:: RECORD LIST

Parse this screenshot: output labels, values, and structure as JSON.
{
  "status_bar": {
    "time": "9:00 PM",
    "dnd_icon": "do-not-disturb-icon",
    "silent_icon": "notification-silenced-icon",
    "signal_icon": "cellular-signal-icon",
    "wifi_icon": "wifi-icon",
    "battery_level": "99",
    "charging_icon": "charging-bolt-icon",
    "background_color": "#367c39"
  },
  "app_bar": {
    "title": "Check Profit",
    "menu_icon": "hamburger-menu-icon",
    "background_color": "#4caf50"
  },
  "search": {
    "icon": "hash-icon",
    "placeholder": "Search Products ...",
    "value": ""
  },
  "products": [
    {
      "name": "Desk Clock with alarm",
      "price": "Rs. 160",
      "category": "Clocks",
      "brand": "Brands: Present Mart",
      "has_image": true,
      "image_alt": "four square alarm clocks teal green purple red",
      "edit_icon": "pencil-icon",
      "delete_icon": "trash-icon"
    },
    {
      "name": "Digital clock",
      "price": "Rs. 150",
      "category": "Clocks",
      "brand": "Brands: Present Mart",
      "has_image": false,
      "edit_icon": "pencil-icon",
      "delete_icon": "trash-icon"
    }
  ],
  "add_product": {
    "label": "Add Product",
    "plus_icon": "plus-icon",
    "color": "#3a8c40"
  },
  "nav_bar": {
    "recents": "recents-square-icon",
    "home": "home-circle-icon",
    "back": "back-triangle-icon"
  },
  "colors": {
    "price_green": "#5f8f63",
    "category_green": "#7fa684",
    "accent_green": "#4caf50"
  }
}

::::
:: RECORD LIST

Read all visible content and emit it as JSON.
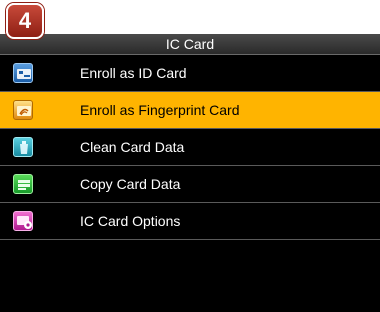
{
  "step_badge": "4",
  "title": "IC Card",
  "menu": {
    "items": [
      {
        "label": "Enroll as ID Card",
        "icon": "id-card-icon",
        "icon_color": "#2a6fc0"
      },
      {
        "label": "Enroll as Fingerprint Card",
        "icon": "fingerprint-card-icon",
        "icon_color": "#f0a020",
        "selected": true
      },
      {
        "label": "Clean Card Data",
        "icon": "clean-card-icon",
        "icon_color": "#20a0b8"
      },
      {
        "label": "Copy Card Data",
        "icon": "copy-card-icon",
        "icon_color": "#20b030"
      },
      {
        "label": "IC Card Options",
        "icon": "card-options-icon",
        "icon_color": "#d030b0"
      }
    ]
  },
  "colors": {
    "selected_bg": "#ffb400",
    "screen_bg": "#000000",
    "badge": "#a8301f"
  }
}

::::
:: RECORD LIST

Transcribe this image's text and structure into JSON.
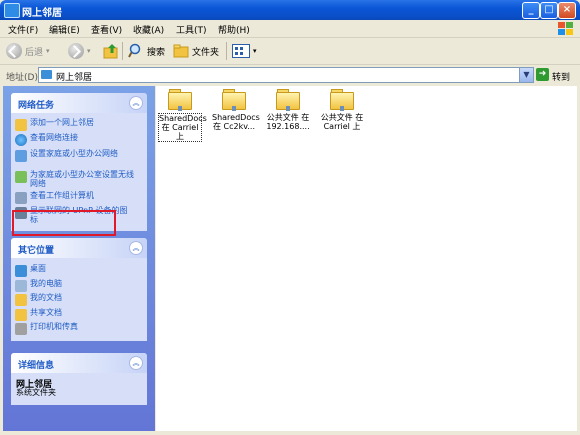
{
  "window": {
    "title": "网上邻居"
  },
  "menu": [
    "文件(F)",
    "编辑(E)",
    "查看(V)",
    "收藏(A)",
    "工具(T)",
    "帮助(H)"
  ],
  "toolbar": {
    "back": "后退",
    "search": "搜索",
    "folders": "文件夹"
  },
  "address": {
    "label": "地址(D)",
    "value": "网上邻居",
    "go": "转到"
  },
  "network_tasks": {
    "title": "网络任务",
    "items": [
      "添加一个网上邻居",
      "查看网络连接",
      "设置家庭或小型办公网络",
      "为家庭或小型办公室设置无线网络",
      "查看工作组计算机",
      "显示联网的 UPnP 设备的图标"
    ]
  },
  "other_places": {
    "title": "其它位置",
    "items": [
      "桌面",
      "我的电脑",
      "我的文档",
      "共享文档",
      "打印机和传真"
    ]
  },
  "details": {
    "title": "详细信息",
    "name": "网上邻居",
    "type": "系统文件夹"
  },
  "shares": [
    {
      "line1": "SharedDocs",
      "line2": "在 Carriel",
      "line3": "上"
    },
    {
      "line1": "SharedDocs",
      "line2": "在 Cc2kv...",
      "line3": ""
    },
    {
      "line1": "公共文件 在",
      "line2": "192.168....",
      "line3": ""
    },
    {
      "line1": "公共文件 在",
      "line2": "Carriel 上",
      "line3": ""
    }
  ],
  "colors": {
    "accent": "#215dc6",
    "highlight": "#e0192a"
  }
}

::::

> REQUIREMENT: Extract every line from the records above that contains the word "title".

> EXERCISE SOLUTION:
    "title": "Check Profit",
  "title": "IC Card",
    "title": "网上邻居"
    "title": "网络任务",
    "title": "其它位置",
    "title": "详细信息",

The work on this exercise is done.